> **Task instructions**: Repeat all entries exactly.

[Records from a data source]
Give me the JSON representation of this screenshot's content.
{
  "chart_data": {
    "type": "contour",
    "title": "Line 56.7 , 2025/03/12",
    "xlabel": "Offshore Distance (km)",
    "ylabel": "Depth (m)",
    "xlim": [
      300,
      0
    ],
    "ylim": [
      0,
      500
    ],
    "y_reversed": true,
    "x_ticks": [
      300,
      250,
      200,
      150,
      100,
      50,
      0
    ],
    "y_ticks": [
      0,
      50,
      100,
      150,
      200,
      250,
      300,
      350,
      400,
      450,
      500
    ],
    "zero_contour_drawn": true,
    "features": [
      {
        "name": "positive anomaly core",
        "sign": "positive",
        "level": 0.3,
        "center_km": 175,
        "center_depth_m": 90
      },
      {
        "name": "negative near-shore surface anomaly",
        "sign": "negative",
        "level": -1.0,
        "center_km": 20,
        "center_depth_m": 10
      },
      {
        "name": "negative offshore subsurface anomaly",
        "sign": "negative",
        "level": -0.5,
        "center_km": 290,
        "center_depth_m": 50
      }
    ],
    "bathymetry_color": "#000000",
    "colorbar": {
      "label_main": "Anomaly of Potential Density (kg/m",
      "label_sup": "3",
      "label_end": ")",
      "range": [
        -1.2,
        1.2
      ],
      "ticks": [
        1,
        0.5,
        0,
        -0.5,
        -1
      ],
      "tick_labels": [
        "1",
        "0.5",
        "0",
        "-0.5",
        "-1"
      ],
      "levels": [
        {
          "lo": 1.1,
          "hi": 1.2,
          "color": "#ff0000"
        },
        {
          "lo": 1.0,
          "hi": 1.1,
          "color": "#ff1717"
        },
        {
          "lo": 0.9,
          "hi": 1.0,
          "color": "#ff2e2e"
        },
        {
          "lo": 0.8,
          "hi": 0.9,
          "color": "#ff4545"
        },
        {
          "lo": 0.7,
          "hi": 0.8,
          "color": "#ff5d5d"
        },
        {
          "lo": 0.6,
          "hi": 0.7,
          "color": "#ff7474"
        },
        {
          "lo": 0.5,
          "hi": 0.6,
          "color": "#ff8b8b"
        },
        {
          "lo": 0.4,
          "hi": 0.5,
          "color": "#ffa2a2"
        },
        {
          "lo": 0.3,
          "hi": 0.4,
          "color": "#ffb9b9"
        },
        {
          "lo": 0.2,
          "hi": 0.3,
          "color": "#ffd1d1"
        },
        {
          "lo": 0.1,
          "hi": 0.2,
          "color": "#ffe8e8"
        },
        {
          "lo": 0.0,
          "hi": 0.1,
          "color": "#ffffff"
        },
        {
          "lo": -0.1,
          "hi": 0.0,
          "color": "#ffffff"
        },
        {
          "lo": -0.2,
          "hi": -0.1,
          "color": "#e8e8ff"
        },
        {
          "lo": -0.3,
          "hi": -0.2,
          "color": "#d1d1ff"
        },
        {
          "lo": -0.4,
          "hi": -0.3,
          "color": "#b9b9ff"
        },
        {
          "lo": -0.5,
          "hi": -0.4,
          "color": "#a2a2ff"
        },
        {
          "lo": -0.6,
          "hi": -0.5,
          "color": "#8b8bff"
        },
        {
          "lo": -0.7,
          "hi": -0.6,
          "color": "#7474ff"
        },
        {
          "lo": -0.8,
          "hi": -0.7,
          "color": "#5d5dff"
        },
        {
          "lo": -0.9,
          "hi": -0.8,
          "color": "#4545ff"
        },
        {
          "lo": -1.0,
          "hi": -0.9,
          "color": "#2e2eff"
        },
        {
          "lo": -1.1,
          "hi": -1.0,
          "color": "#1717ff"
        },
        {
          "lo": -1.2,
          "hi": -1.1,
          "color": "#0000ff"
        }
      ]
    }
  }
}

> **Expected answer**:
Give me the JSON representation of this screenshot's content.
{
  "chart_data": {
    "type": "contour",
    "title": "Line 56.7 , 2025/03/12",
    "xlabel": "Offshore Distance (km)",
    "ylabel": "Depth (m)",
    "xlim": [
      300,
      0
    ],
    "ylim": [
      0,
      500
    ],
    "y_reversed": true,
    "x_ticks": [
      300,
      250,
      200,
      150,
      100,
      50,
      0
    ],
    "y_ticks": [
      0,
      50,
      100,
      150,
      200,
      250,
      300,
      350,
      400,
      450,
      500
    ],
    "zero_contour_drawn": true,
    "features": [
      {
        "name": "positive anomaly core",
        "sign": "positive",
        "level": 0.3,
        "center_km": 175,
        "center_depth_m": 90
      },
      {
        "name": "negative near-shore surface anomaly",
        "sign": "negative",
        "level": -1.0,
        "center_km": 20,
        "center_depth_m": 10
      },
      {
        "name": "negative offshore subsurface anomaly",
        "sign": "negative",
        "level": -0.5,
        "center_km": 290,
        "center_depth_m": 50
      }
    ],
    "bathymetry_color": "#000000",
    "colorbar": {
      "label_main": "Anomaly of Potential Density (kg/m",
      "label_sup": "3",
      "label_end": ")",
      "range": [
        -1.2,
        1.2
      ],
      "ticks": [
        1,
        0.5,
        0,
        -0.5,
        -1
      ],
      "tick_labels": [
        "1",
        "0.5",
        "0",
        "-0.5",
        "-1"
      ],
      "levels": [
        {
          "lo": 1.1,
          "hi": 1.2,
          "color": "#ff0000"
        },
        {
          "lo": 1.0,
          "hi": 1.1,
          "color": "#ff1717"
        },
        {
          "lo": 0.9,
          "hi": 1.0,
          "color": "#ff2e2e"
        },
        {
          "lo": 0.8,
          "hi": 0.9,
          "color": "#ff4545"
        },
        {
          "lo": 0.7,
          "hi": 0.8,
          "color": "#ff5d5d"
        },
        {
          "lo": 0.6,
          "hi": 0.7,
          "color": "#ff7474"
        },
        {
          "lo": 0.5,
          "hi": 0.6,
          "color": "#ff8b8b"
        },
        {
          "lo": 0.4,
          "hi": 0.5,
          "color": "#ffa2a2"
        },
        {
          "lo": 0.3,
          "hi": 0.4,
          "color": "#ffb9b9"
        },
        {
          "lo": 0.2,
          "hi": 0.3,
          "color": "#ffd1d1"
        },
        {
          "lo": 0.1,
          "hi": 0.2,
          "color": "#ffe8e8"
        },
        {
          "lo": 0.0,
          "hi": 0.1,
          "color": "#ffffff"
        },
        {
          "lo": -0.1,
          "hi": 0.0,
          "color": "#ffffff"
        },
        {
          "lo": -0.2,
          "hi": -0.1,
          "color": "#e8e8ff"
        },
        {
          "lo": -0.3,
          "hi": -0.2,
          "color": "#d1d1ff"
        },
        {
          "lo": -0.4,
          "hi": -0.3,
          "color": "#b9b9ff"
        },
        {
          "lo": -0.5,
          "hi": -0.4,
          "color": "#a2a2ff"
        },
        {
          "lo": -0.6,
          "hi": -0.5,
          "color": "#8b8bff"
        },
        {
          "lo": -0.7,
          "hi": -0.6,
          "color": "#7474ff"
        },
        {
          "lo": -0.8,
          "hi": -0.7,
          "color": "#5d5dff"
        },
        {
          "lo": -0.9,
          "hi": -0.8,
          "color": "#4545ff"
        },
        {
          "lo": -1.0,
          "hi": -0.9,
          "color": "#2e2eff"
        },
        {
          "lo": -1.1,
          "hi": -1.0,
          "color": "#1717ff"
        },
        {
          "lo": -1.2,
          "hi": -1.1,
          "color": "#0000ff"
        }
      ]
    }
  }
}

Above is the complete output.